— Begin Available data —

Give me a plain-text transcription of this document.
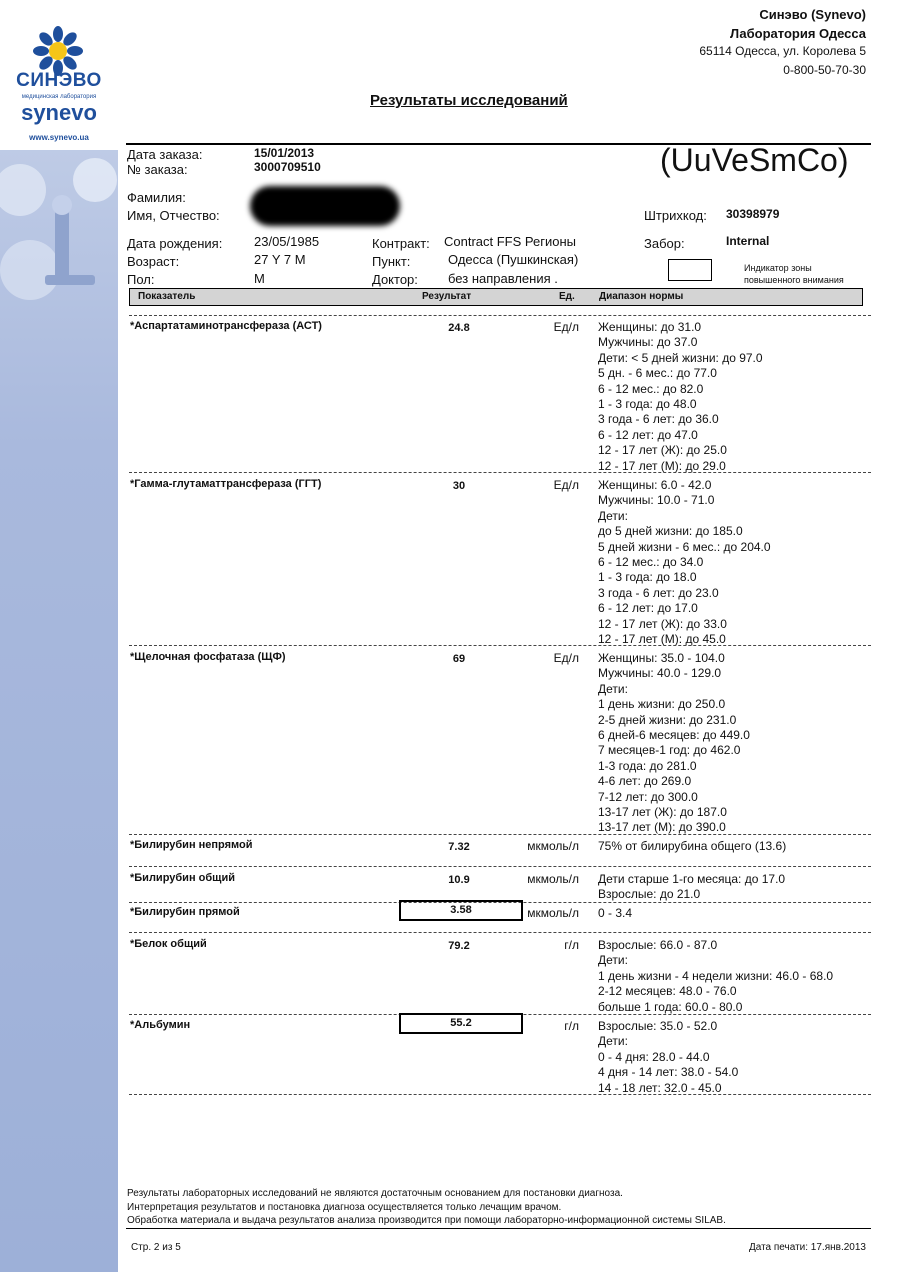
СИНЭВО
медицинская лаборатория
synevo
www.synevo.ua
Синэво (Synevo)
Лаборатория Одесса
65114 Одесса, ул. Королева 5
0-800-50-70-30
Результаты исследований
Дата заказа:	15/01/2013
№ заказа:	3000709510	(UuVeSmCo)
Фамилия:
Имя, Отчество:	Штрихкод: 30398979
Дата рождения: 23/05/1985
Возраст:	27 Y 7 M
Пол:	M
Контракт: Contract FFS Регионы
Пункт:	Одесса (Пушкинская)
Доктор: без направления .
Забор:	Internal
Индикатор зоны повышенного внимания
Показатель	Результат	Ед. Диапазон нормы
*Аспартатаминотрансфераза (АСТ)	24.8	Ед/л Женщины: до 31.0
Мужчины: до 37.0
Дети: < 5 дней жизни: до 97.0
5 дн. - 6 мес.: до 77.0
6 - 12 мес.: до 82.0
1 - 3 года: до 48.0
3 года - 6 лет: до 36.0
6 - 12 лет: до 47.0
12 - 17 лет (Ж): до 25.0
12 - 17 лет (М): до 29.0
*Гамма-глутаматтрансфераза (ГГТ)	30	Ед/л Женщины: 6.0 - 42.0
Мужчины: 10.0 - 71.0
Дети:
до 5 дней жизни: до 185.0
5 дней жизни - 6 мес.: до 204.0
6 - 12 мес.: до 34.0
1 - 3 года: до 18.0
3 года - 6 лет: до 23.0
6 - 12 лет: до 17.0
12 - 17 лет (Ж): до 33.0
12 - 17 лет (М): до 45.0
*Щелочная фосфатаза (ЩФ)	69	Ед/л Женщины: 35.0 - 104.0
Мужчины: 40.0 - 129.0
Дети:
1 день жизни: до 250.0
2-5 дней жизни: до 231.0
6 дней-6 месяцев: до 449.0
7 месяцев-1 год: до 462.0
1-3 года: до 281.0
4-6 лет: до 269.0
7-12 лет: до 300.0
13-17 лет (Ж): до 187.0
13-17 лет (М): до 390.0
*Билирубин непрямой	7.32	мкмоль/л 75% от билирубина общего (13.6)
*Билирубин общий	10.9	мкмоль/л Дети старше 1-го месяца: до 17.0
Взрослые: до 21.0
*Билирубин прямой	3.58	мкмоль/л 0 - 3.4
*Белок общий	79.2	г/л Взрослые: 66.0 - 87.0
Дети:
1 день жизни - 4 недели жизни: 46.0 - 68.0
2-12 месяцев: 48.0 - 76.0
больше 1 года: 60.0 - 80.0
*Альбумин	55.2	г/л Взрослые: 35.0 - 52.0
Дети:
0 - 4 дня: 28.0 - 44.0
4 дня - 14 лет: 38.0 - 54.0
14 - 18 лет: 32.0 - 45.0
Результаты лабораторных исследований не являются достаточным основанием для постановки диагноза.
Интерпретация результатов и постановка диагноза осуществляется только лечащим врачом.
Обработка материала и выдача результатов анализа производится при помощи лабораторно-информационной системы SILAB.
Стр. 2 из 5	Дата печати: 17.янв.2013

— End Available data —

Exercise objective: Track down the lines that include the word "диагноза" and copy them.

Result of this exercise:
Результаты лабораторных исследований не являются достаточным основанием для постановки диагноза.
Интерпретация результатов и постановка диагноза осуществляется только лечащим врачом.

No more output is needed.